** Start **

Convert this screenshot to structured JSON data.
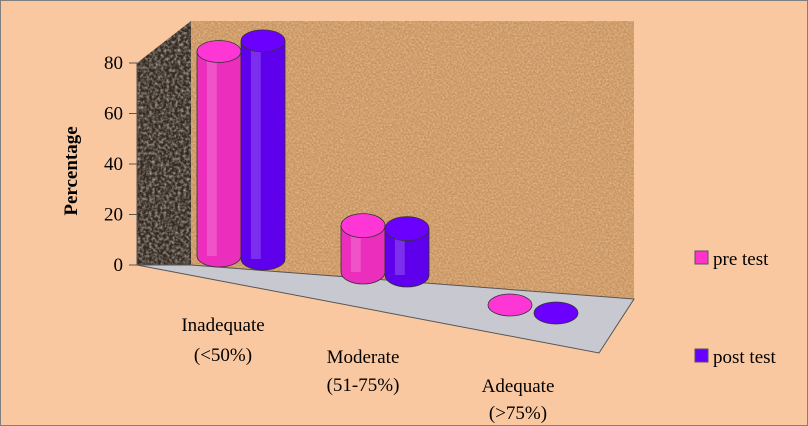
{
  "chart_data": {
    "type": "bar",
    "title": "",
    "xlabel": "",
    "ylabel": "Percentage",
    "ylim": [
      0,
      80
    ],
    "yticks": [
      "0",
      "20",
      "40",
      "60",
      "80"
    ],
    "categories": [
      {
        "line1": "Inadequate",
        "line2": "(<50%)"
      },
      {
        "line1": "Moderate",
        "line2": "(51-75%)"
      },
      {
        "line1": "Adequate",
        "line2": "(>75%)"
      }
    ],
    "series": [
      {
        "name": "pre test",
        "color": "#ff33cc",
        "values": [
          75,
          17,
          0
        ]
      },
      {
        "name": "post test",
        "color": "#6600ff",
        "values": [
          80,
          17,
          0
        ]
      }
    ],
    "legend_position": "right",
    "background_color": "#fac8a0",
    "wall_texture": "cork"
  }
}
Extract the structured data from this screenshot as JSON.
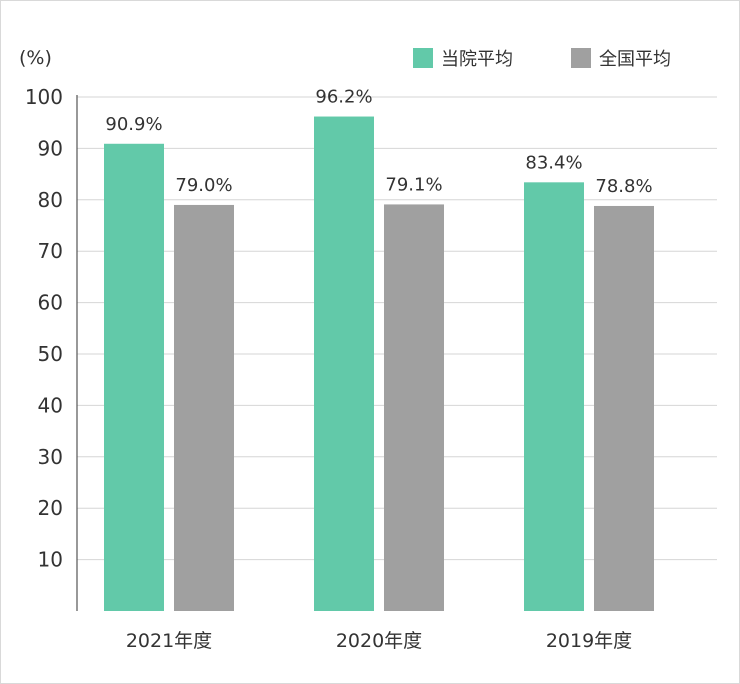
{
  "chart_data": {
    "type": "bar",
    "unit_label": "(%)",
    "categories": [
      "2021年度",
      "2020年度",
      "2019年度"
    ],
    "series": [
      {
        "name": "当院平均",
        "color": "#62c9a9",
        "values": [
          90.9,
          96.2,
          83.4
        ],
        "labels": [
          "90.9%",
          "96.2%",
          "83.4%"
        ]
      },
      {
        "name": "全国平均",
        "color": "#a0a0a0",
        "values": [
          79.0,
          79.1,
          78.8
        ],
        "labels": [
          "79.0%",
          "79.1%",
          "78.8%"
        ]
      }
    ],
    "y_ticks": [
      10,
      20,
      30,
      40,
      50,
      60,
      70,
      80,
      90,
      100
    ],
    "ylim": [
      0,
      100
    ],
    "grid": true,
    "legend_position": "top-right"
  }
}
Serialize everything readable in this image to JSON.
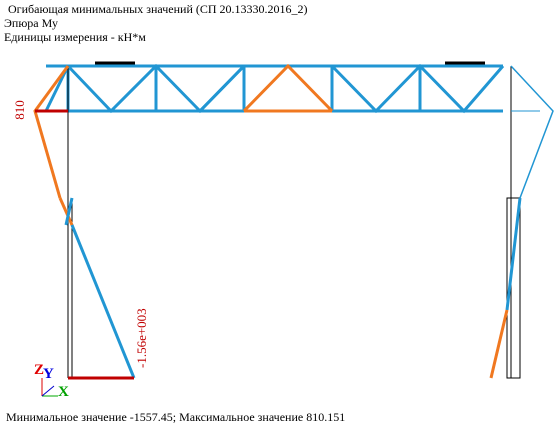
{
  "header": {
    "title": "Огибающая минимальных значений (СП 20.13330.2016_2)",
    "diagram": "Эпюра Му",
    "units": "Единицы измерения - кН*м"
  },
  "labels": {
    "left_top": "810",
    "left_bottom": "-1.56e+003"
  },
  "axes": {
    "z": "Z",
    "y": "Y",
    "x": "X"
  },
  "footer": "Минимальное значение  -1557.45; Максимальное значение  810.151"
}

** End **

» **WORK REQUIRED**
Take the entries shown above and quote them verbatim, passing over the pictures.

» **RESULT OF THIS TASK**
Convert this screenshot to structured JSON data.
{
  "chart_data": {
    "type": "bar",
    "title": "",
    "xlabel": "",
    "ylabel": "Percentage",
    "ylim": [
      0,
      80
    ],
    "yticks": [
      "0",
      "20",
      "40",
      "60",
      "80"
    ],
    "categories": [
      {
        "line1": "Inadequate",
        "line2": "(<50%)"
      },
      {
        "line1": "Moderate",
        "line2": "(51-75%)"
      },
      {
        "line1": "Adequate",
        "line2": "(>75%)"
      }
    ],
    "series": [
      {
        "name": "pre test",
        "color": "#ff33cc",
        "values": [
          75,
          17,
          0
        ]
      },
      {
        "name": "post test",
        "color": "#6600ff",
        "values": [
          80,
          17,
          0
        ]
      }
    ],
    "legend_position": "right",
    "background_color": "#fac8a0",
    "wall_texture": "cork"
  }
}
Extract the structured data from this screenshot as JSON.
{
  "chart_data": {
    "type": "bar",
    "unit_label": "(%)",
    "categories": [
      "2021年度",
      "2020年度",
      "2019年度"
    ],
    "series": [
      {
        "name": "当院平均",
        "color": "#62c9a9",
        "values": [
          90.9,
          96.2,
          83.4
        ],
        "labels": [
          "90.9%",
          "96.2%",
          "83.4%"
        ]
      },
      {
        "name": "全国平均",
        "color": "#a0a0a0",
        "values": [
          79.0,
          79.1,
          78.8
        ],
        "labels": [
          "79.0%",
          "79.1%",
          "78.8%"
        ]
      }
    ],
    "y_ticks": [
      10,
      20,
      30,
      40,
      50,
      60,
      70,
      80,
      90,
      100
    ],
    "ylim": [
      0,
      100
    ],
    "grid": true,
    "legend_position": "top-right"
  }
}
Serialize everything readable in this image to JSON.
{
  "header": {
    "title": "Огибающая минимальных значений (СП 20.13330.2016_2)",
    "diagram": "Эпюра Му",
    "units": "Единицы измерения - кН*м"
  },
  "labels": {
    "left_top": "810",
    "left_bottom": "-1.56e+003"
  },
  "axes": {
    "z": "Z",
    "y": "Y",
    "x": "X"
  },
  "footer": "Минимальное значение  -1557.45; Максимальное значение  810.151"
}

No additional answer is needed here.